Copy every line from the material below that holds "کریں".

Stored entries
######
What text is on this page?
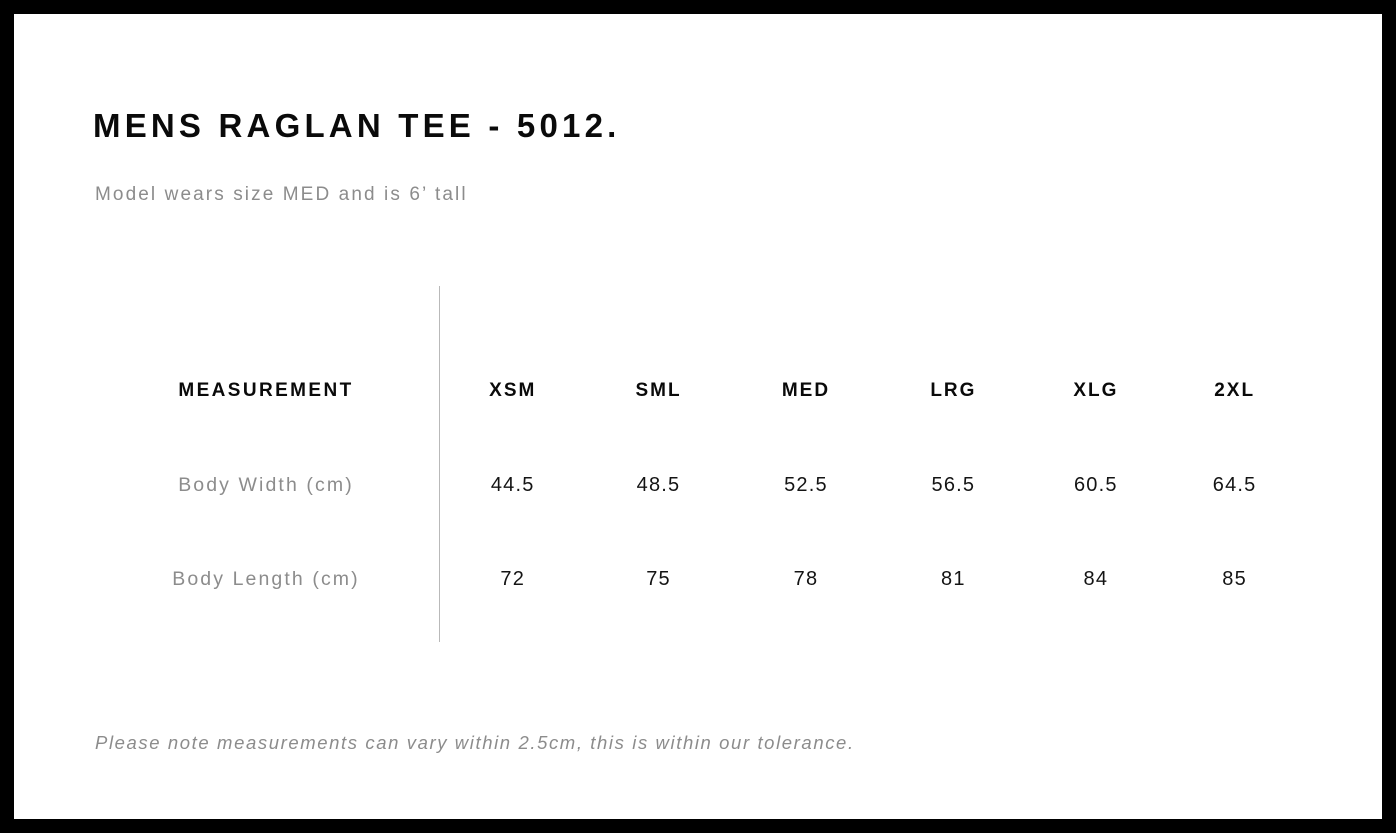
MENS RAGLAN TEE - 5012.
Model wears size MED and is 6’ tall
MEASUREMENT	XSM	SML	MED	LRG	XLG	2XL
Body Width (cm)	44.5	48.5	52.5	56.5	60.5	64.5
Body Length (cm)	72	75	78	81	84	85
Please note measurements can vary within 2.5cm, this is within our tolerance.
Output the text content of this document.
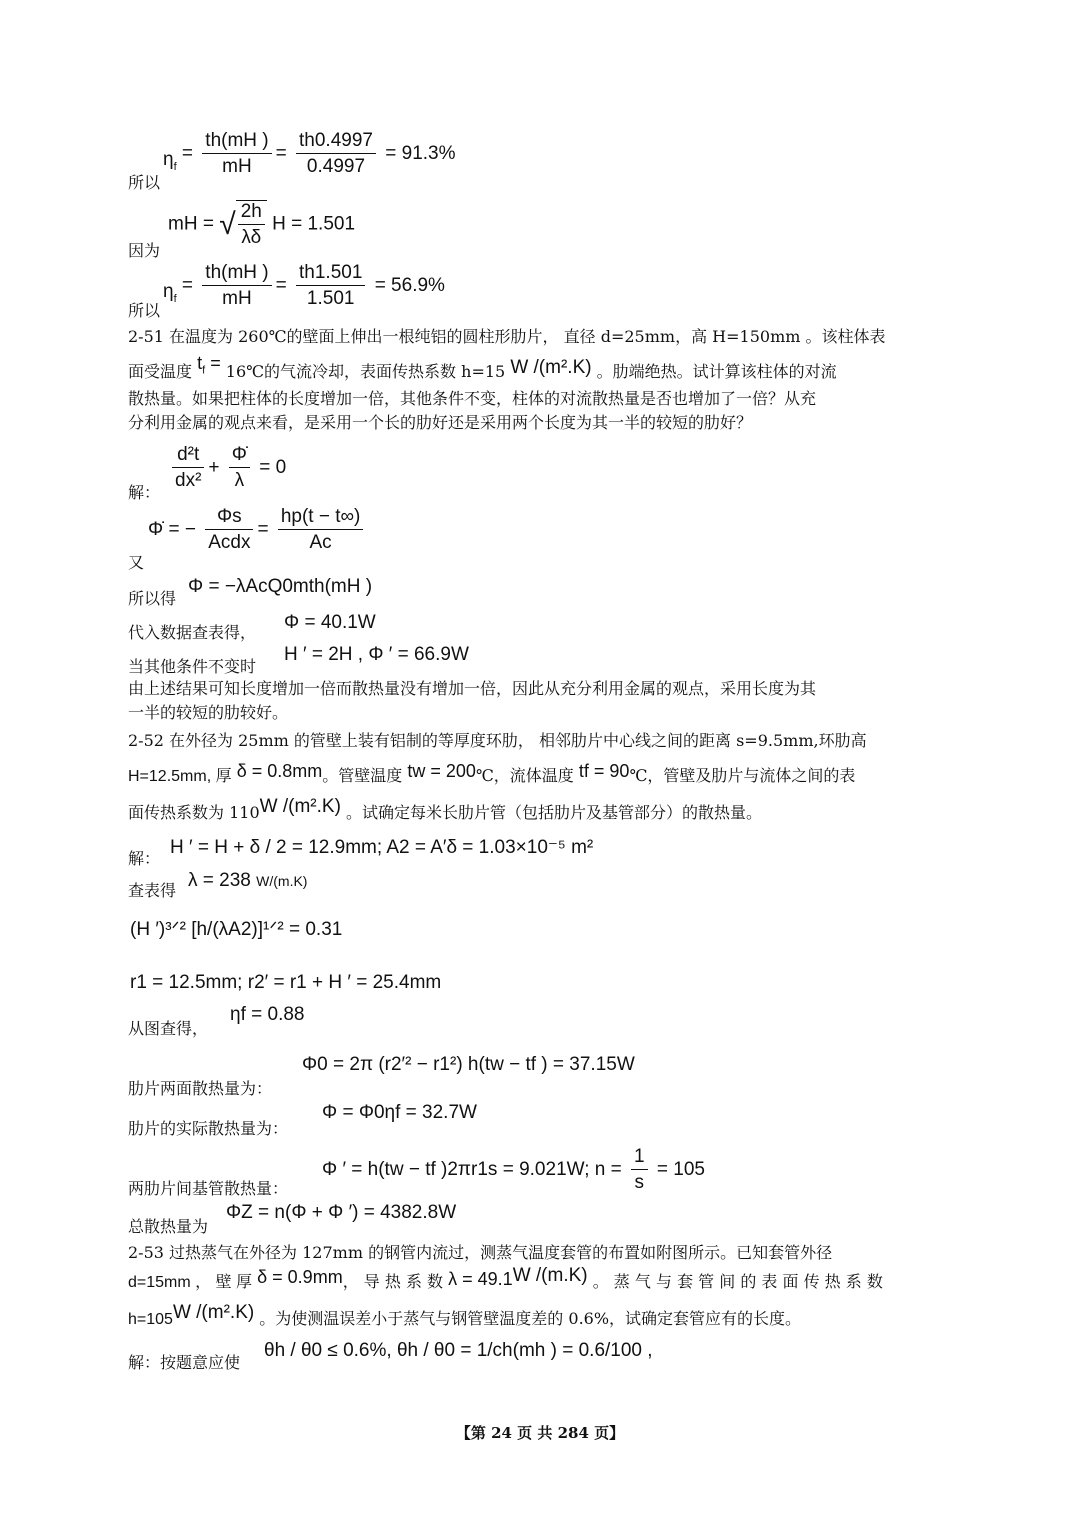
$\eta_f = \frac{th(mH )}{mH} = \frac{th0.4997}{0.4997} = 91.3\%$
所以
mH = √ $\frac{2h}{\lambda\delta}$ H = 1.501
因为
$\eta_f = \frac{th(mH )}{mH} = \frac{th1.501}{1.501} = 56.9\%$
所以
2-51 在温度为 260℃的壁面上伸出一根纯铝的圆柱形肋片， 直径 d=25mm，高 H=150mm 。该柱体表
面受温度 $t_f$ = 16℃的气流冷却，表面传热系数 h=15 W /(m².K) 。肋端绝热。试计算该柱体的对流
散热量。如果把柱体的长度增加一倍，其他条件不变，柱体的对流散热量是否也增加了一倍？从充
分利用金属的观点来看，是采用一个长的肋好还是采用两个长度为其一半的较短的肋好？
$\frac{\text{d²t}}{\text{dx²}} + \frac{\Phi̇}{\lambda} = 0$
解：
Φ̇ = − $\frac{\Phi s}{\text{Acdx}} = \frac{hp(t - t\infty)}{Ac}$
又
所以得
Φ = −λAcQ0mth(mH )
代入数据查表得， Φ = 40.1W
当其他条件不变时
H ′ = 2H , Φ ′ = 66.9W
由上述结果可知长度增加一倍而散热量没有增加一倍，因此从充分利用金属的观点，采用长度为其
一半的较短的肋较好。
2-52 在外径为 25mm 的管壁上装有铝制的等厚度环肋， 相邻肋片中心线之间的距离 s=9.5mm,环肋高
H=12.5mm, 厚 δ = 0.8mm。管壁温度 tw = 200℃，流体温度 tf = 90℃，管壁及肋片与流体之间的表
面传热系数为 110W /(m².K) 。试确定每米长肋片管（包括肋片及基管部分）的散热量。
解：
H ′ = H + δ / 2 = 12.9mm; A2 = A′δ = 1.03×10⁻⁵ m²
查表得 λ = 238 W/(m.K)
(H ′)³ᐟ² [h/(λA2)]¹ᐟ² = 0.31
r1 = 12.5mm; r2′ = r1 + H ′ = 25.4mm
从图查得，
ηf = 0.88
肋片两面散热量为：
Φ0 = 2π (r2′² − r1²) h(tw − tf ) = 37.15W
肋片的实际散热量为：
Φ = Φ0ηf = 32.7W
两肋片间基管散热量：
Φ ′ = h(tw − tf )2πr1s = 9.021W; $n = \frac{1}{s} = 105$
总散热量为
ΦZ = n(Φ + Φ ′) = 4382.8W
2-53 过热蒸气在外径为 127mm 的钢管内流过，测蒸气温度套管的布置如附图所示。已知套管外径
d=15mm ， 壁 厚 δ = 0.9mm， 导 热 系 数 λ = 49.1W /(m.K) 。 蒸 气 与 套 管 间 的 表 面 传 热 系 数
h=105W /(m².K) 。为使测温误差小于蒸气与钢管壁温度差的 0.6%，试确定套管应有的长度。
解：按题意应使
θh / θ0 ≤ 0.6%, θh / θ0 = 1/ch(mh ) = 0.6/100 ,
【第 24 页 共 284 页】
######
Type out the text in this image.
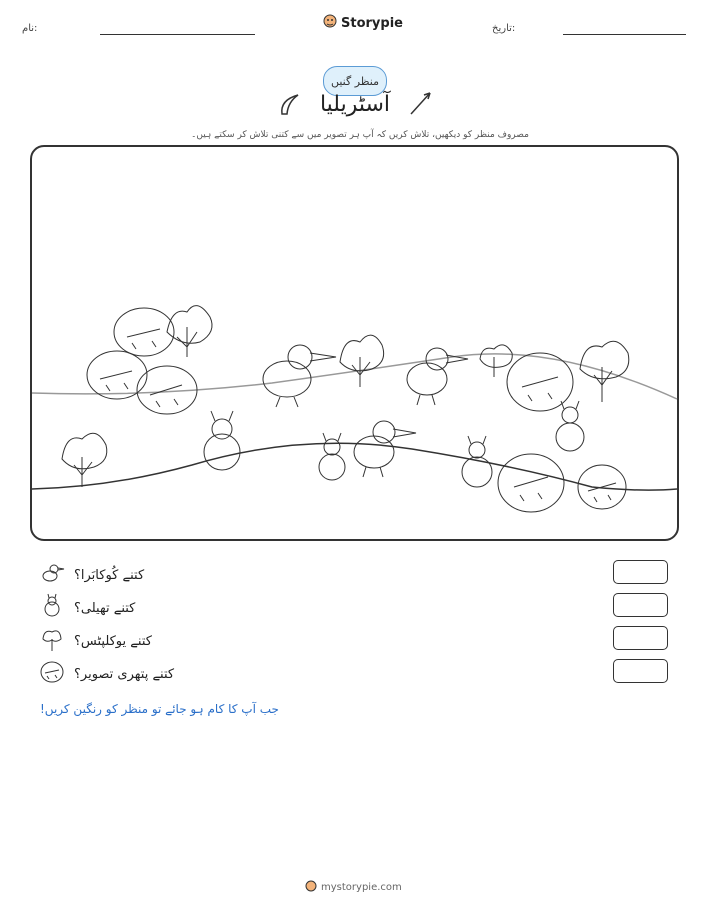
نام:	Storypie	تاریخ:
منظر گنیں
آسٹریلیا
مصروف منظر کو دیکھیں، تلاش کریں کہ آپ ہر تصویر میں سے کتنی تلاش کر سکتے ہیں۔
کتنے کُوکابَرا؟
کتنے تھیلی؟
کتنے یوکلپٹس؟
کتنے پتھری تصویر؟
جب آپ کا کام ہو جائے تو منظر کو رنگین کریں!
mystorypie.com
######
**Exercise answer:**
مصروف منظر کو دیکھیں، تلاش کریں کہ آپ ہر تصویر میں سے کتنی تلاش کر سکتے ہیں۔
جب آپ کا کام ہو جائے تو منظر کو رنگین کریں!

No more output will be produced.